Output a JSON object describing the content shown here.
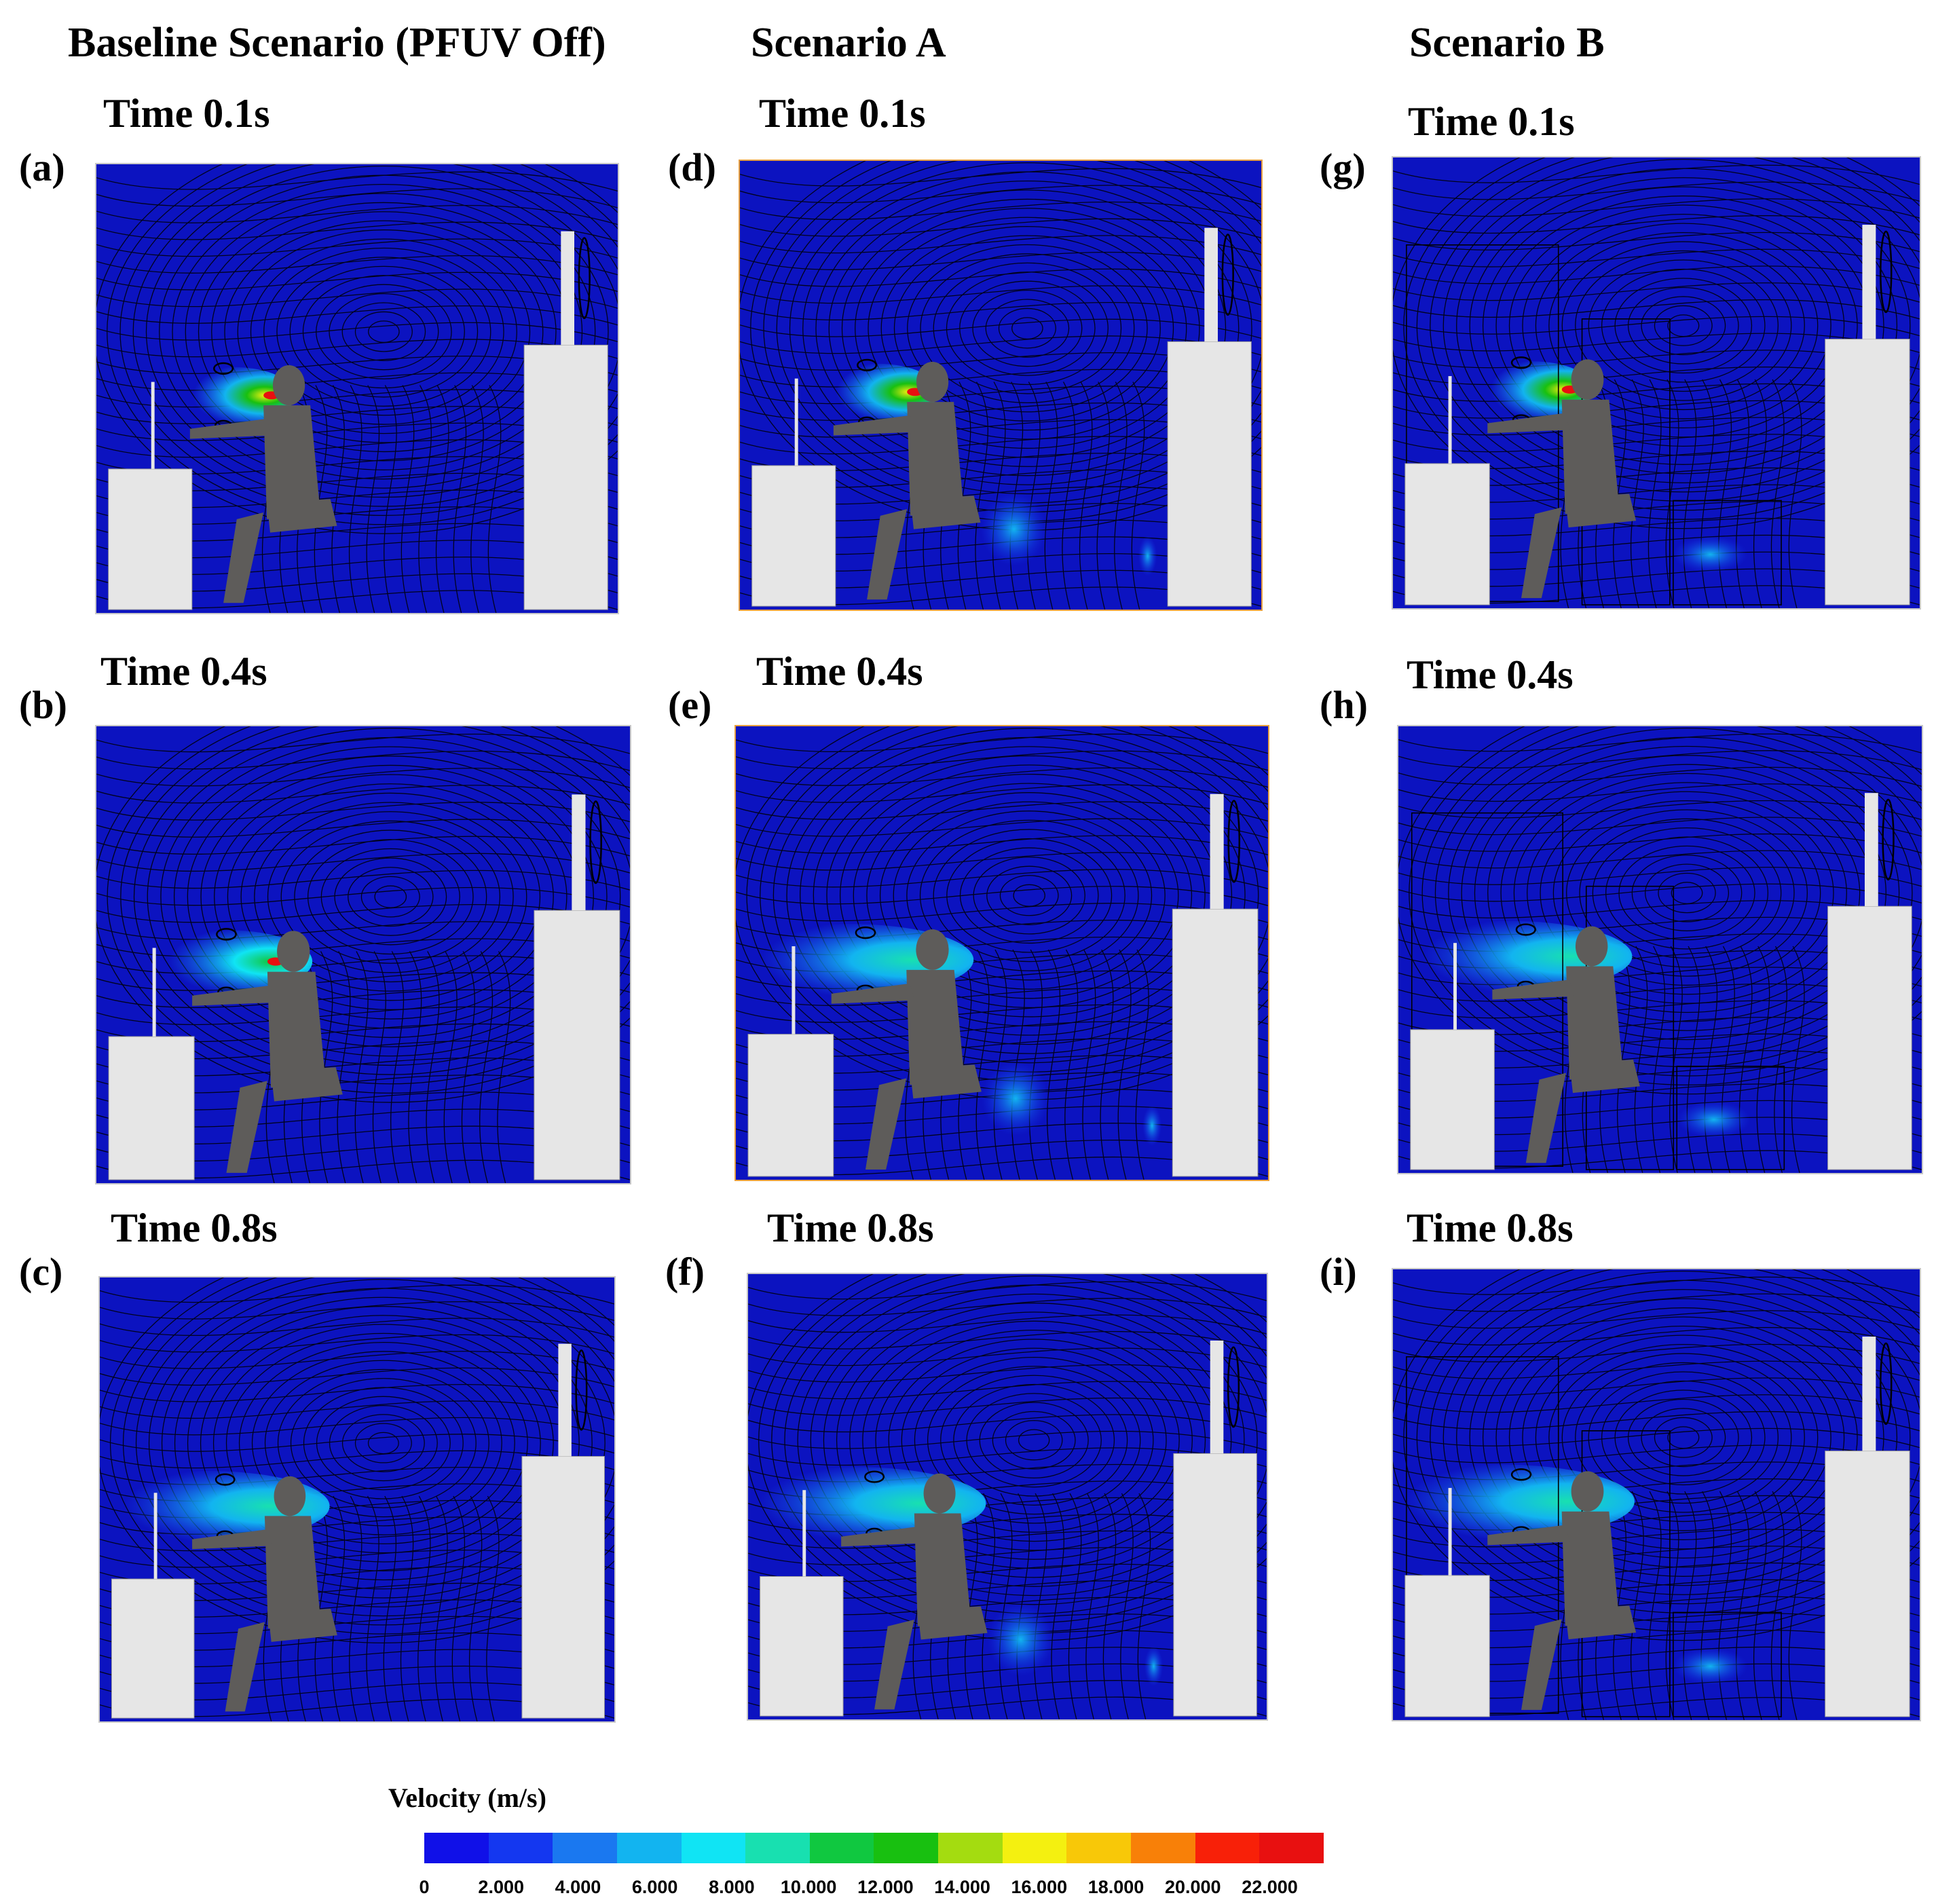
{
  "columns": [
    {
      "title": "Baseline Scenario (PFUV Off)"
    },
    {
      "title": "Scenario A"
    },
    {
      "title": "Scenario B"
    }
  ],
  "panels": [
    {
      "letter": "(a)",
      "time": "Time 0.1s",
      "scenario": "baseline",
      "jet": 1.0
    },
    {
      "letter": "(b)",
      "time": "Time 0.4s",
      "scenario": "baseline",
      "jet": 0.8
    },
    {
      "letter": "(c)",
      "time": "Time 0.8s",
      "scenario": "baseline",
      "jet": 0.45
    },
    {
      "letter": "(d)",
      "time": "Time 0.1s",
      "scenario": "A",
      "jet": 1.0
    },
    {
      "letter": "(e)",
      "time": "Time 0.4s",
      "scenario": "A",
      "jet": 0.45
    },
    {
      "letter": "(f)",
      "time": "Time 0.8s",
      "scenario": "A",
      "jet": 0.35
    },
    {
      "letter": "(g)",
      "time": "Time 0.1s",
      "scenario": "B",
      "jet": 1.0
    },
    {
      "letter": "(h)",
      "time": "Time 0.4s",
      "scenario": "B",
      "jet": 0.45
    },
    {
      "letter": "(i)",
      "time": "Time 0.8s",
      "scenario": "B",
      "jet": 0.35
    }
  ],
  "colorbar": {
    "title": "Velocity (m/s)",
    "ticks": [
      "0",
      "2.000",
      "4.000",
      "6.000",
      "8.000",
      "10.000",
      "12.000",
      "14.000",
      "16.000",
      "18.000",
      "20.000",
      "22.000"
    ],
    "colors": [
      "#1010e8",
      "#1437f0",
      "#1a78f0",
      "#12b4f0",
      "#10e4f4",
      "#18e0b0",
      "#10c840",
      "#18c010",
      "#a4dc10",
      "#f4f010",
      "#f8c808",
      "#f88008",
      "#f82008",
      "#e81010"
    ]
  },
  "colors": {
    "background": "#0c13c0",
    "furniture": "#e6e6e6",
    "mannequin": "#5e5c5a"
  }
}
======
Short exercise
Omit the pictures, and quote the material above exactly as given.

Result for this task
Output a JSON object describing the content shown here.
{
  "columns": [
    {
      "title": "Baseline Scenario (PFUV Off)"
    },
    {
      "title": "Scenario A"
    },
    {
      "title": "Scenario B"
    }
  ],
  "panels": [
    {
      "letter": "(a)",
      "time": "Time 0.1s",
      "scenario": "baseline",
      "jet": 1.0
    },
    {
      "letter": "(b)",
      "time": "Time 0.4s",
      "scenario": "baseline",
      "jet": 0.8
    },
    {
      "letter": "(c)",
      "time": "Time 0.8s",
      "scenario": "baseline",
      "jet": 0.45
    },
    {
      "letter": "(d)",
      "time": "Time 0.1s",
      "scenario": "A",
      "jet": 1.0
    },
    {
      "letter": "(e)",
      "time": "Time 0.4s",
      "scenario": "A",
      "jet": 0.45
    },
    {
      "letter": "(f)",
      "time": "Time 0.8s",
      "scenario": "A",
      "jet": 0.35
    },
    {
      "letter": "(g)",
      "time": "Time 0.1s",
      "scenario": "B",
      "jet": 1.0
    },
    {
      "letter": "(h)",
      "time": "Time 0.4s",
      "scenario": "B",
      "jet": 0.45
    },
    {
      "letter": "(i)",
      "time": "Time 0.8s",
      "scenario": "B",
      "jet": 0.35
    }
  ],
  "colorbar": {
    "title": "Velocity (m/s)",
    "ticks": [
      "0",
      "2.000",
      "4.000",
      "6.000",
      "8.000",
      "10.000",
      "12.000",
      "14.000",
      "16.000",
      "18.000",
      "20.000",
      "22.000"
    ],
    "colors": [
      "#1010e8",
      "#1437f0",
      "#1a78f0",
      "#12b4f0",
      "#10e4f4",
      "#18e0b0",
      "#10c840",
      "#18c010",
      "#a4dc10",
      "#f4f010",
      "#f8c808",
      "#f88008",
      "#f82008",
      "#e81010"
    ]
  },
  "colors": {
    "background": "#0c13c0",
    "furniture": "#e6e6e6",
    "mannequin": "#5e5c5a"
  }
}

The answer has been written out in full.